§ **What to produce**: Look through the entries that follow and count the lines with the word "this". The reply is that number alone.

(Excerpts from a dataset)

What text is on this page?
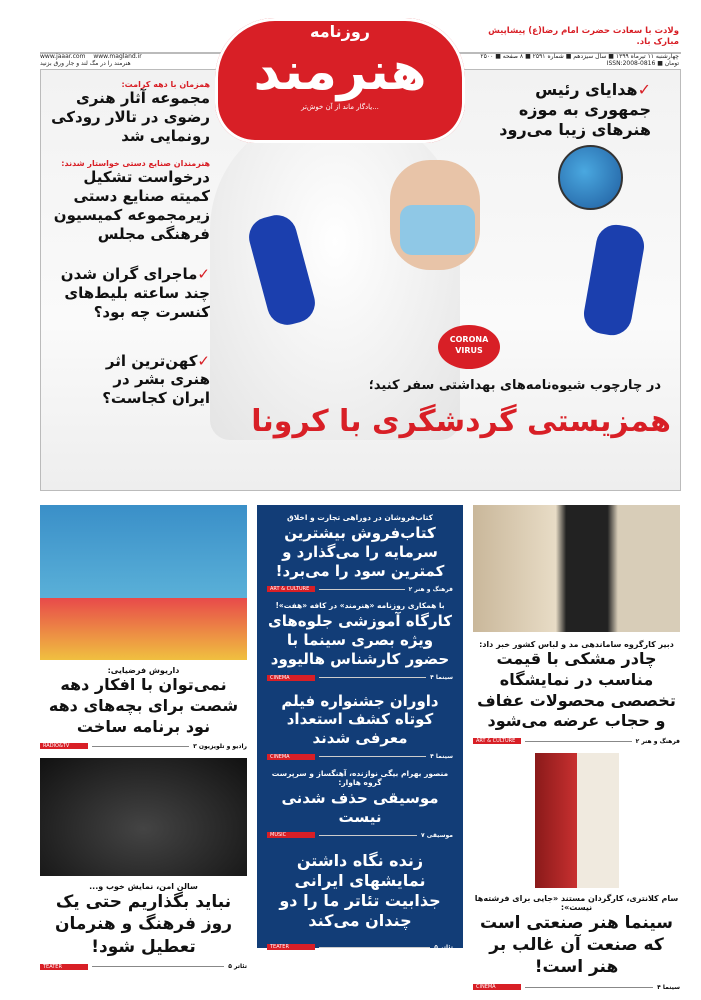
CORONA VIRUS
روزنامه
هنرمند
...یادگار ماند از آن خوش‌تر
ولادت با سعادت حضرت امام رضا(ع) پیشاپیش مبارک باد.
چهارشنبه ۱۱ تیرماه ۱۳۹۹ ■ سال سیزدهم ■ شماره ۲۵۹۱ ■ ۸ صفحه ■ ۲۵۰۰ تومان ■ ISSN:2008-0816
www.jaaar.com www.magland.ir
هنرمند را در مگ لند و جار ورق بزنید
✓هدایای رئیس جمهوری به موزه هنرهای زیبا می‌رود
همزمان با دهه کرامت:
مجموعه آثار هنری رضوی در تالار رودکی رونمایی شد
هنرمندان صنایع دستی خواستار شدند:
درخواست تشکیل کمیته صنایع دستی زیرمجموعه کمیسیون فرهنگی مجلس
✓ماجرای گران شدن چند ساعته بلیط‌های کنسرت چه بود؟
✓کهن‌ترین اثر هنری بشر در ایران کجاست؟
در چارچوب شیوه‌نامه‌های بهداشتی سفر کنید؛
همزیستی گردشگری با کرونا
داریوش فرضیایی:
نمی‌توان با افکار دهه شصت برای بچه‌های دهه نود برنامه ساخت
رادیو و تلویزیون ۳
RADIO&TV
سالن امن، نمایش خوب و...
نباید بگذاریم حتی یک روز فرهنگ و هنرمان تعطیل شود!
تئاتر ۵
TEATER
کتاب‌فروشان در دوراهی تجارت و اخلاق
کتاب‌فروش بیشترین سرمایه را می‌گذارد و کمترین سود را می‌برد!
فرهنگ و هنر ۲
ART & CULTURE
با همکاری روزنامه «هنرمند» در کافه «هفت»!
کارگاه آموزشی جلوه‌های ویژه بصری سینما با حضور کارشناس هالیوود
سینما ۴
CINEMA
داوران جشنواره فیلم کوتاه کشف استعداد معرفی شدند
سینما ۴
CINEMA
منصور بهرام بیگی نوازنده، آهنگساز و سرپرست گروه هاوار:
موسیقی حذف شدنی نیست
موسیقی ۷
MUSIC
زنده نگاه داشتن نمایشهای ایرانی جذابیت تئاتر ما را دو چندان می‌کند
تئاتر ۵
TEATER
دبیر کارگروه ساماندهی مد و لباس کشور خبر داد:
چادر مشکی با قیمت مناسب در نمایشگاه تخصصی محصولات عفاف و حجاب عرضه می‌شود
فرهنگ و هنر ۲
ART & CULTURE
سام کلانتری، کارگردان مستند «جایی برای فرشته‌ها نیست»:
سینما هنر صنعتی است که صنعت آن غالب بر هنر است!
سینما ۴
CINEMA
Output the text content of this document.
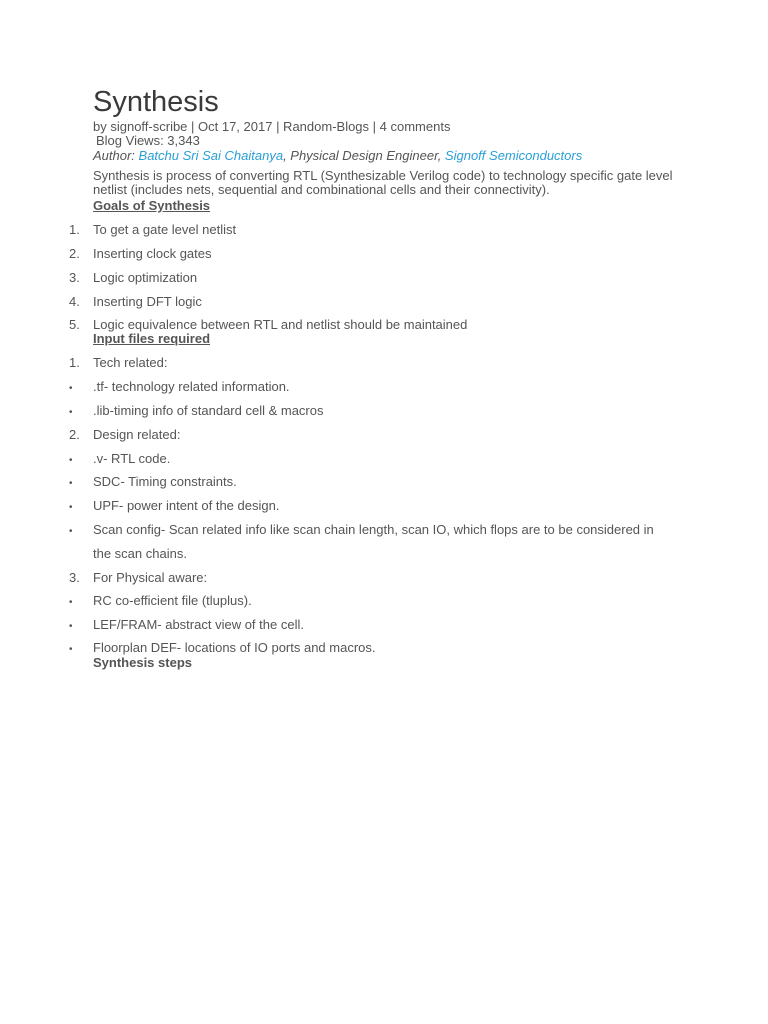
Synthesis
by signoff-scribe | Oct 17, 2017 | Random-Blogs | 4 comments
Blog Views: 3,343
Author: Batchu Sri Sai Chaitanya, Physical Design Engineer, Signoff Semiconductors

Synthesis is process of converting RTL (Synthesizable Verilog code) to technology specific gate level netlist (includes nets, sequential and combinational cells and their connectivity).

Goals of Synthesis
1.	To get a gate level netlist
2.	Inserting clock gates
3.	Logic optimization
4.	Inserting DFT logic
5.	Logic equivalence between RTL and netlist should be maintained
Input files required
1.	Tech related:
•	.tf- technology related information.
•	.lib-timing info of standard cell & macros
2.	Design related:
•	.v- RTL code.
•	SDC- Timing constraints.
•	UPF- power intent of the design.
•	Scan config- Scan related info like scan chain length, scan IO, which flops are to be considered in the scan chains.
3.	For Physical aware:
•	RC co-efficient file (tluplus).
•	LEF/FRAM- abstract view of the cell.
•	Floorplan DEF- locations of IO ports and macros.
Synthesis steps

§ **Expected output**: 2